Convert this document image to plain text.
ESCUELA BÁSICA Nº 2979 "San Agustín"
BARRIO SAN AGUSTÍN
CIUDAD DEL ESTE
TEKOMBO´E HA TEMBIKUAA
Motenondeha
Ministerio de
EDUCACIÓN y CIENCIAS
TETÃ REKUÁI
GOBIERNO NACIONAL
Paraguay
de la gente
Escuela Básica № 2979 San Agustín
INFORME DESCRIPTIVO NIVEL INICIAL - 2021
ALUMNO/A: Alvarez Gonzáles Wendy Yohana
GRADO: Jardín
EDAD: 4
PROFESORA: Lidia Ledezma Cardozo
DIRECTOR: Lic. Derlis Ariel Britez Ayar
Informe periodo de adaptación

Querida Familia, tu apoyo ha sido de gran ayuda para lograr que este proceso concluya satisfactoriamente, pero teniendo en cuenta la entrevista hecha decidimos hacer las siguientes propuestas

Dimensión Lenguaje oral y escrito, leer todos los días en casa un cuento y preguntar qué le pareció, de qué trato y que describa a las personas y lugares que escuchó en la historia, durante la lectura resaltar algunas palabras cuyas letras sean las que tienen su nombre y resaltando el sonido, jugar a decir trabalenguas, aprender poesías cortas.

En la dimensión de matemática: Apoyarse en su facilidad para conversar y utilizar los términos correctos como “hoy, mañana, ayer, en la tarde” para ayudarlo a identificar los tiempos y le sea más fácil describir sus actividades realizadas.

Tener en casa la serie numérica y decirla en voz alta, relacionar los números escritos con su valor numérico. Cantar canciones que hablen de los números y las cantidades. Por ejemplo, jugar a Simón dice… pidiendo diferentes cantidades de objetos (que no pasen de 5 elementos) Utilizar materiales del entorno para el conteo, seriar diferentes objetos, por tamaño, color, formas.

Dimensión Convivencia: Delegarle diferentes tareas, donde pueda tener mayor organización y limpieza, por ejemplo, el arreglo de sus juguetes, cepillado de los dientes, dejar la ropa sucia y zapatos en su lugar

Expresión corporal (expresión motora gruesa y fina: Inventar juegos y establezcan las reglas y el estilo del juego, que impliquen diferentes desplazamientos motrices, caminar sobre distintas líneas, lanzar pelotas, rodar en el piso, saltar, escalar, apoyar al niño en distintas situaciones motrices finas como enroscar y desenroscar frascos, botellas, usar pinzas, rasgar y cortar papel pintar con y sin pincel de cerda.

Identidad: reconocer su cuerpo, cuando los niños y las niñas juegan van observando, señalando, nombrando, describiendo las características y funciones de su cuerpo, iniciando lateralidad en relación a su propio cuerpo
+===+
▸ TASK DESCRIPTION
For each line of the listing that holds the word "diferentes", show that line.

▸ FULL RESPONSE
Tener en casa la serie numérica y decirla en voz alta, relacionar los números escritos con su valor numérico. Cantar canciones que hablen de los números y las cantidades. Por ejemplo, jugar a Simón dice… pidiendo diferentes cantidades de objetos (que no pasen de 5 elementos) Utilizar materiales del entorno para el conteo, seriar diferentes objetos, por tamaño, color, formas.
Dimensión Convivencia: Delegarle diferentes tareas, donde pueda tener mayor organización y limpieza, por ejemplo, el arreglo de sus juguetes, cepillado de los dientes, dejar la ropa sucia y zapatos en su lugar
Expresión corporal (expresión motora gruesa y fina: Inventar juegos y establezcan las reglas y el estilo del juego, que impliquen diferentes desplazamientos motrices, caminar sobre distintas líneas, lanzar pelotas, rodar en el piso, saltar, escalar, apoyar al niño en distintas situaciones motrices finas como enroscar y desenroscar frascos, botellas, usar pinzas, rasgar y cortar papel pintar con y sin pincel de cerda.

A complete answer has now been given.